→ **STATED GOAL**
Write out the entries below once more, exactly, with the pictures left out.

## BEGIN RECORDS FOR THE TASK

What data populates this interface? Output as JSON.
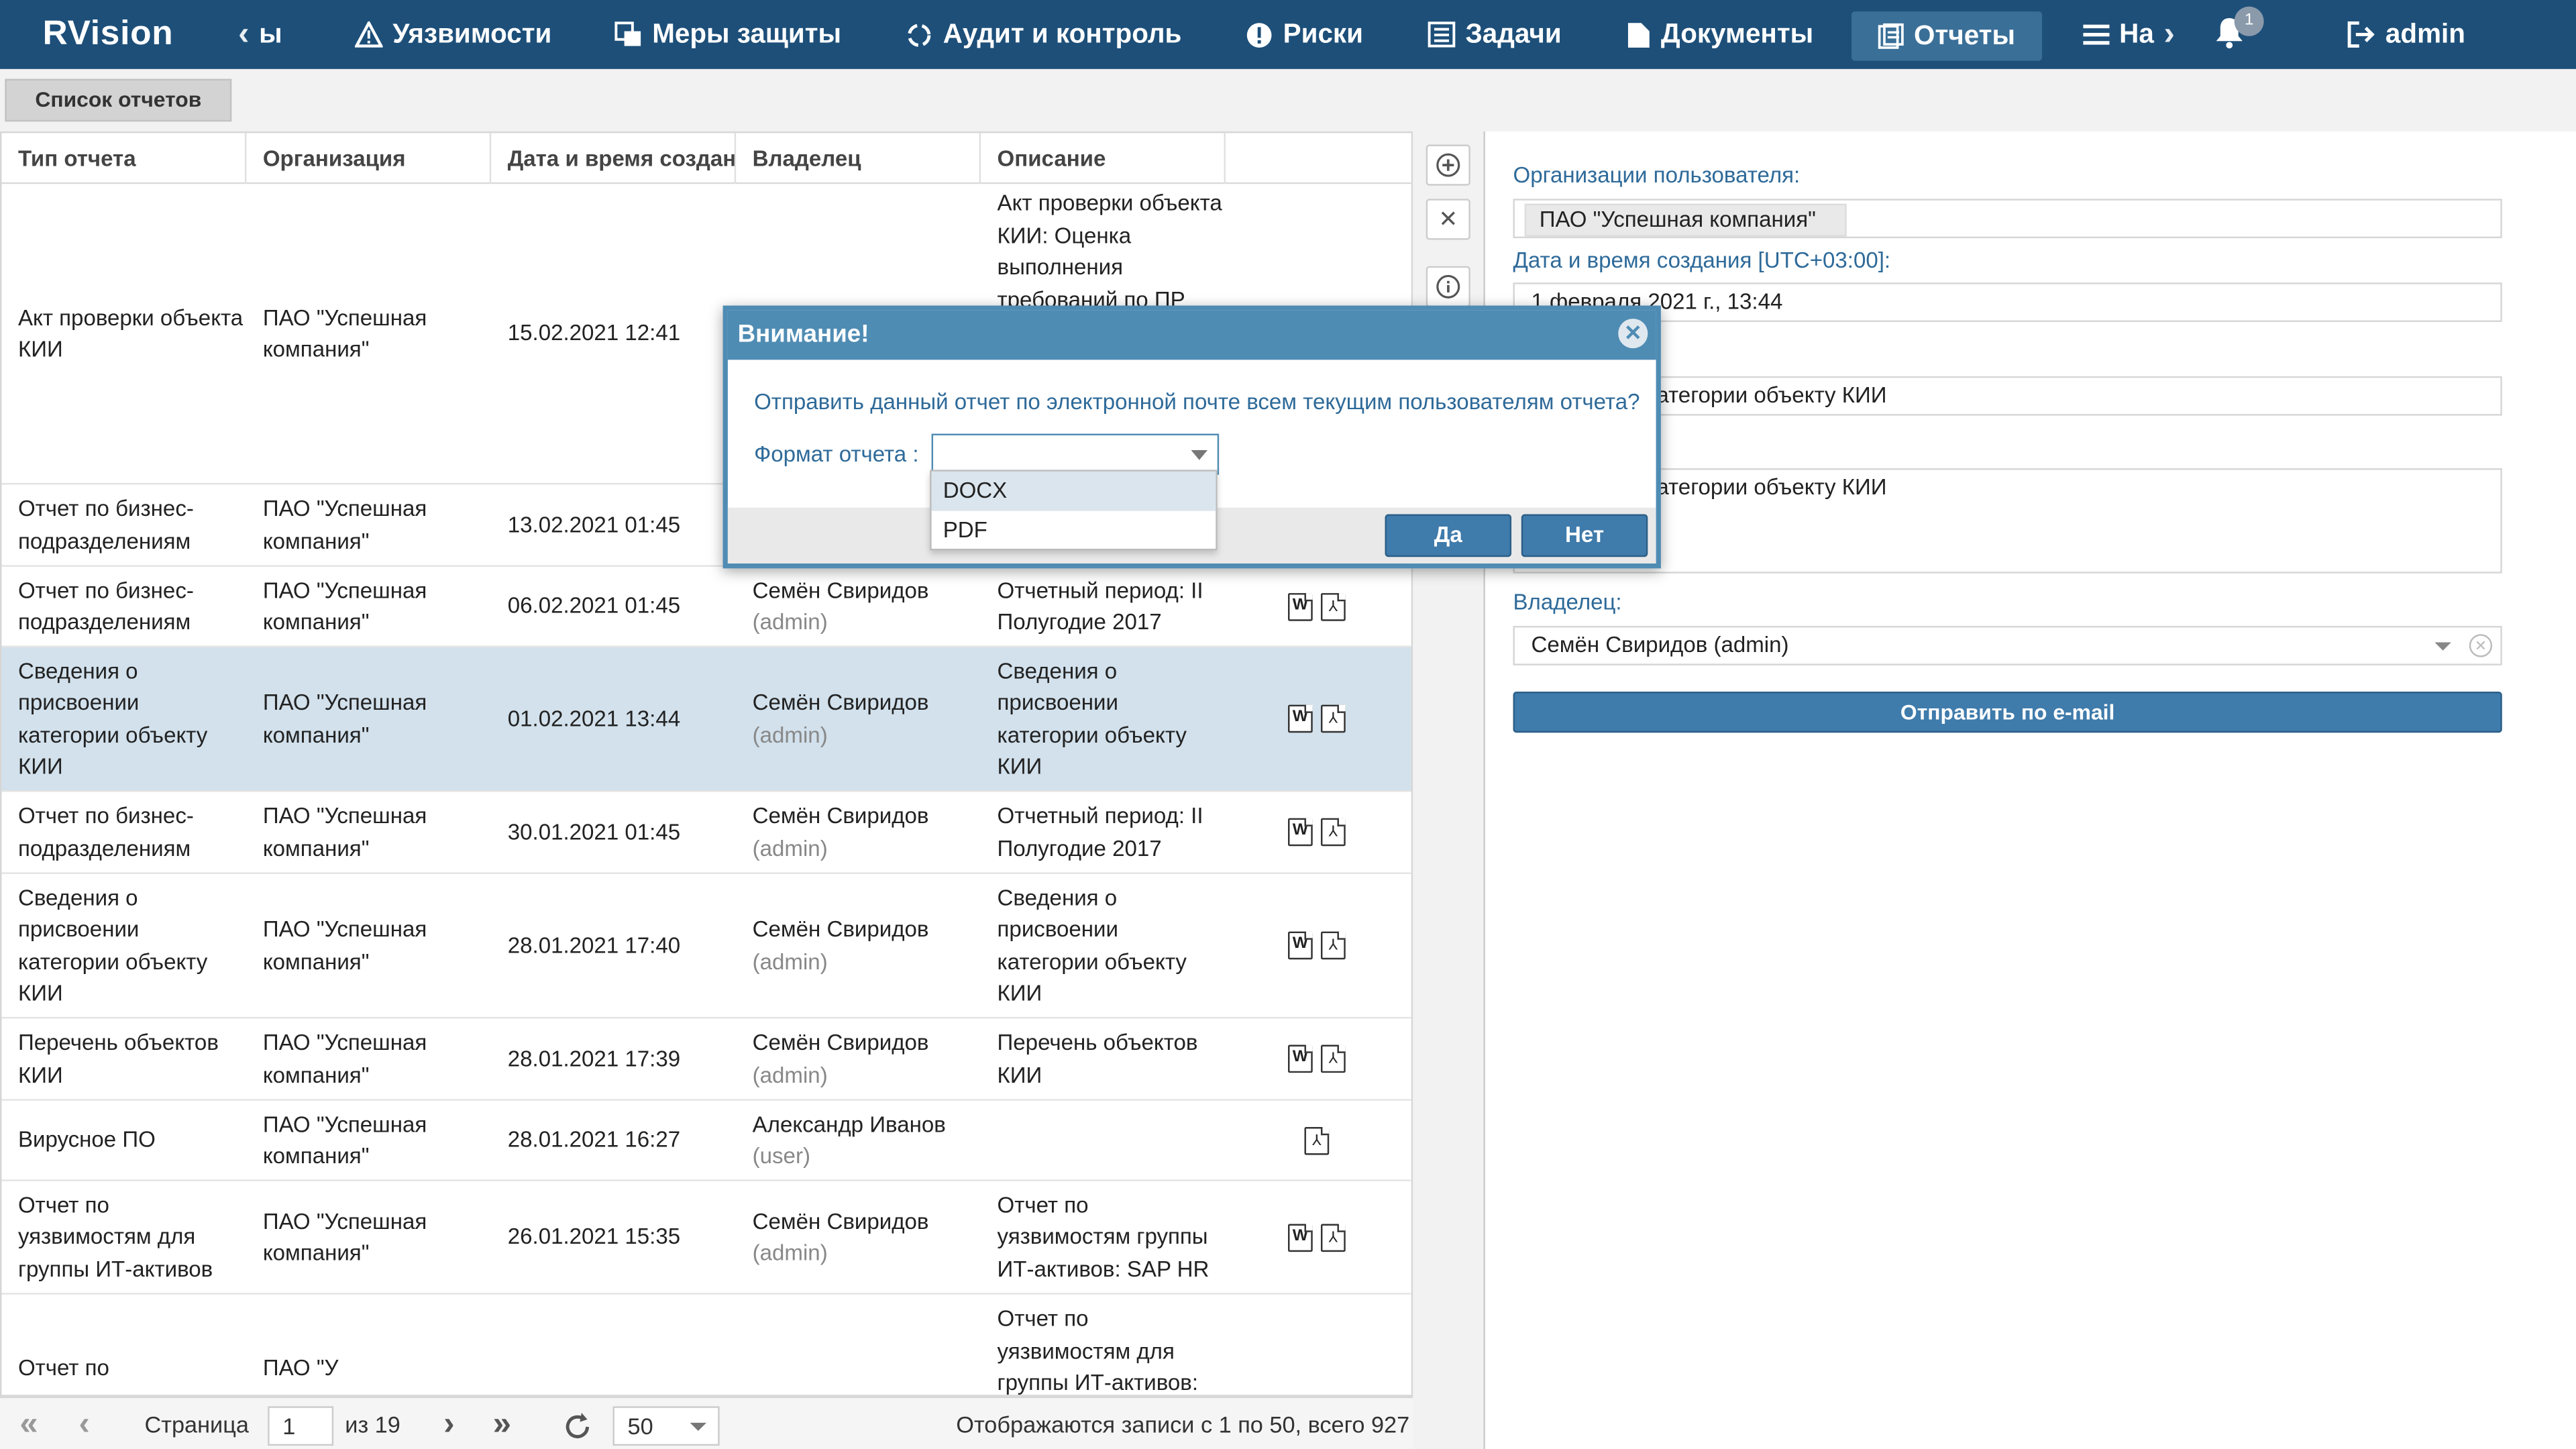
{
  "app": {
    "logo": "RVision"
  },
  "nav": {
    "prev_label": "ы",
    "items": [
      {
        "label": "Уязвимости",
        "icon": "warning-icon"
      },
      {
        "label": "Меры защиты",
        "icon": "shield-grid-icon"
      },
      {
        "label": "Аудит и контроль",
        "icon": "refresh-cycle-icon"
      },
      {
        "label": "Риски",
        "icon": "exclamation-circle-icon"
      },
      {
        "label": "Задачи",
        "icon": "task-list-icon"
      },
      {
        "label": "Документы",
        "icon": "documents-icon"
      },
      {
        "label": "Отчеты",
        "icon": "reports-icon",
        "active": true
      },
      {
        "label": "На",
        "icon": "menu-icon"
      }
    ],
    "notifications_count": "1",
    "user": "admin"
  },
  "tab": {
    "label": "Список отчетов"
  },
  "grid": {
    "columns": [
      "Тип отчета",
      "Организация",
      "Дата и время создан",
      "Владелец",
      "Описание",
      ""
    ],
    "rows": [
      {
        "type": "Акт проверки объекта КИИ",
        "org": "ПАО \"Успешная компания\"",
        "date": "15.02.2021 12:41",
        "owner": "",
        "owner_sub": "",
        "desc": "Акт проверки объекта КИИ: Оценка выполнения требований по ПР",
        "files": [
          "docx",
          "pdf"
        ]
      },
      {
        "type": "Отчет по бизнес-подразделениям",
        "org": "ПАО \"Успешная компания\"",
        "date": "13.02.2021 01:45",
        "owner": "",
        "owner_sub": "",
        "desc": "",
        "files": []
      },
      {
        "type": "Отчет по бизнес-подразделениям",
        "org": "ПАО \"Успешная компания\"",
        "date": "06.02.2021 01:45",
        "owner": "Семён Свиридов",
        "owner_sub": "(admin)",
        "desc": "Отчетный период: II Полугодие 2017",
        "files": [
          "docx",
          "pdf"
        ]
      },
      {
        "type": "Сведения о присвоении категории объекту КИИ",
        "org": "ПАО \"Успешная компания\"",
        "date": "01.02.2021 13:44",
        "owner": "Семён Свиридов",
        "owner_sub": "(admin)",
        "desc": "Сведения о присвоении категории объекту КИИ",
        "files": [
          "docx",
          "pdf"
        ],
        "selected": true
      },
      {
        "type": "Отчет по бизнес-подразделениям",
        "org": "ПАО \"Успешная компания\"",
        "date": "30.01.2021 01:45",
        "owner": "Семён Свиридов",
        "owner_sub": "(admin)",
        "desc": "Отчетный период: II Полугодие 2017",
        "files": [
          "docx",
          "pdf"
        ]
      },
      {
        "type": "Сведения о присвоении категории объекту КИИ",
        "org": "ПАО \"Успешная компания\"",
        "date": "28.01.2021 17:40",
        "owner": "Семён Свиридов",
        "owner_sub": "(admin)",
        "desc": "Сведения о присвоении категории объекту КИИ",
        "files": [
          "docx",
          "pdf"
        ]
      },
      {
        "type": "Перечень объектов КИИ",
        "org": "ПАО \"Успешная компания\"",
        "date": "28.01.2021 17:39",
        "owner": "Семён Свиридов",
        "owner_sub": "(admin)",
        "desc": "Перечень объектов КИИ",
        "files": [
          "docx",
          "pdf"
        ]
      },
      {
        "type": "Вирусное ПО",
        "org": "ПАО \"Успешная компания\"",
        "date": "28.01.2021 16:27",
        "owner": "Александр Иванов",
        "owner_sub": "(user)",
        "desc": "",
        "files": [
          "pdf"
        ]
      },
      {
        "type": "Отчет по уязвимостям для группы ИТ-активов",
        "org": "ПАО \"Успешная компания\"",
        "date": "26.01.2021 15:35",
        "owner": "Семён Свиридов",
        "owner_sub": "(admin)",
        "desc": "Отчет по уязвимостям группы ИТ-активов: SAP HR",
        "files": [
          "docx",
          "pdf"
        ]
      },
      {
        "type": "Отчет по",
        "org": "ПАО \"У",
        "date": "",
        "owner": "",
        "owner_sub": "",
        "desc": "Отчет по уязвимостям для группы ИТ-активов:",
        "files": []
      }
    ]
  },
  "pager": {
    "page_label": "Страница",
    "page": "1",
    "of_label": "из 19",
    "page_size": "50",
    "summary": "Отображаются записи с 1 по 50, всего 927"
  },
  "detail": {
    "org_label": "Организации пользователя:",
    "org_value": "ПАО \"Успешная компания\"",
    "date_label": "Дата и время создания [UTC+03:00]:",
    "date_value": "1 февраля 2021 г., 13:44",
    "name_value": "рисвоении категории объекту КИИ",
    "desc_value": "рисвоении категории объекту КИИ",
    "owner_label": "Владелец:",
    "owner_value": "Семён Свиридов (admin)",
    "send_label": "Отправить по e-mail"
  },
  "modal": {
    "title": "Внимание!",
    "question": "Отправить данный отчет по электронной почте всем текущим пользователям отчета?",
    "format_label": "Формат отчета :",
    "options": [
      "DOCX",
      "PDF"
    ],
    "yes": "Да",
    "no": "Нет"
  }
}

## END RECORDS FOR THE TASK

→ **ANSWER TO THIS TASK**
What data populates this interface? Output as JSON.
{
  "app": {
    "logo": "RVision"
  },
  "nav": {
    "prev_label": "ы",
    "items": [
      {
        "label": "Уязвимости",
        "icon": "warning-icon"
      },
      {
        "label": "Меры защиты",
        "icon": "shield-grid-icon"
      },
      {
        "label": "Аудит и контроль",
        "icon": "refresh-cycle-icon"
      },
      {
        "label": "Риски",
        "icon": "exclamation-circle-icon"
      },
      {
        "label": "Задачи",
        "icon": "task-list-icon"
      },
      {
        "label": "Документы",
        "icon": "documents-icon"
      },
      {
        "label": "Отчеты",
        "icon": "reports-icon",
        "active": true
      },
      {
        "label": "На",
        "icon": "menu-icon"
      }
    ],
    "notifications_count": "1",
    "user": "admin"
  },
  "tab": {
    "label": "Список отчетов"
  },
  "grid": {
    "columns": [
      "Тип отчета",
      "Организация",
      "Дата и время создан",
      "Владелец",
      "Описание",
      ""
    ],
    "rows": [
      {
        "type": "Акт проверки объекта КИИ",
        "org": "ПАО \"Успешная компания\"",
        "date": "15.02.2021 12:41",
        "owner": "",
        "owner_sub": "",
        "desc": "Акт проверки объекта КИИ: Оценка выполнения требований по ПР",
        "files": [
          "docx",
          "pdf"
        ]
      },
      {
        "type": "Отчет по бизнес-подразделениям",
        "org": "ПАО \"Успешная компания\"",
        "date": "13.02.2021 01:45",
        "owner": "",
        "owner_sub": "",
        "desc": "",
        "files": []
      },
      {
        "type": "Отчет по бизнес-подразделениям",
        "org": "ПАО \"Успешная компания\"",
        "date": "06.02.2021 01:45",
        "owner": "Семён Свиридов",
        "owner_sub": "(admin)",
        "desc": "Отчетный период: II Полугодие 2017",
        "files": [
          "docx",
          "pdf"
        ]
      },
      {
        "type": "Сведения о присвоении категории объекту КИИ",
        "org": "ПАО \"Успешная компания\"",
        "date": "01.02.2021 13:44",
        "owner": "Семён Свиридов",
        "owner_sub": "(admin)",
        "desc": "Сведения о присвоении категории объекту КИИ",
        "files": [
          "docx",
          "pdf"
        ],
        "selected": true
      },
      {
        "type": "Отчет по бизнес-подразделениям",
        "org": "ПАО \"Успешная компания\"",
        "date": "30.01.2021 01:45",
        "owner": "Семён Свиридов",
        "owner_sub": "(admin)",
        "desc": "Отчетный период: II Полугодие 2017",
        "files": [
          "docx",
          "pdf"
        ]
      },
      {
        "type": "Сведения о присвоении категории объекту КИИ",
        "org": "ПАО \"Успешная компания\"",
        "date": "28.01.2021 17:40",
        "owner": "Семён Свиридов",
        "owner_sub": "(admin)",
        "desc": "Сведения о присвоении категории объекту КИИ",
        "files": [
          "docx",
          "pdf"
        ]
      },
      {
        "type": "Перечень объектов КИИ",
        "org": "ПАО \"Успешная компания\"",
        "date": "28.01.2021 17:39",
        "owner": "Семён Свиридов",
        "owner_sub": "(admin)",
        "desc": "Перечень объектов КИИ",
        "files": [
          "docx",
          "pdf"
        ]
      },
      {
        "type": "Вирусное ПО",
        "org": "ПАО \"Успешная компания\"",
        "date": "28.01.2021 16:27",
        "owner": "Александр Иванов",
        "owner_sub": "(user)",
        "desc": "",
        "files": [
          "pdf"
        ]
      },
      {
        "type": "Отчет по уязвимостям для группы ИТ-активов",
        "org": "ПАО \"Успешная компания\"",
        "date": "26.01.2021 15:35",
        "owner": "Семён Свиридов",
        "owner_sub": "(admin)",
        "desc": "Отчет по уязвимостям группы ИТ-активов: SAP HR",
        "files": [
          "docx",
          "pdf"
        ]
      },
      {
        "type": "Отчет по",
        "org": "ПАО \"У",
        "date": "",
        "owner": "",
        "owner_sub": "",
        "desc": "Отчет по уязвимостям для группы ИТ-активов:",
        "files": []
      }
    ]
  },
  "pager": {
    "page_label": "Страница",
    "page": "1",
    "of_label": "из 19",
    "page_size": "50",
    "summary": "Отображаются записи с 1 по 50, всего 927"
  },
  "detail": {
    "org_label": "Организации пользователя:",
    "org_value": "ПАО \"Успешная компания\"",
    "date_label": "Дата и время создания [UTC+03:00]:",
    "date_value": "1 февраля 2021 г., 13:44",
    "name_value": "рисвоении категории объекту КИИ",
    "desc_value": "рисвоении категории объекту КИИ",
    "owner_label": "Владелец:",
    "owner_value": "Семён Свиридов (admin)",
    "send_label": "Отправить по e-mail"
  },
  "modal": {
    "title": "Внимание!",
    "question": "Отправить данный отчет по электронной почте всем текущим пользователям отчета?",
    "format_label": "Формат отчета :",
    "options": [
      "DOCX",
      "PDF"
    ],
    "yes": "Да",
    "no": "Нет"
  }
}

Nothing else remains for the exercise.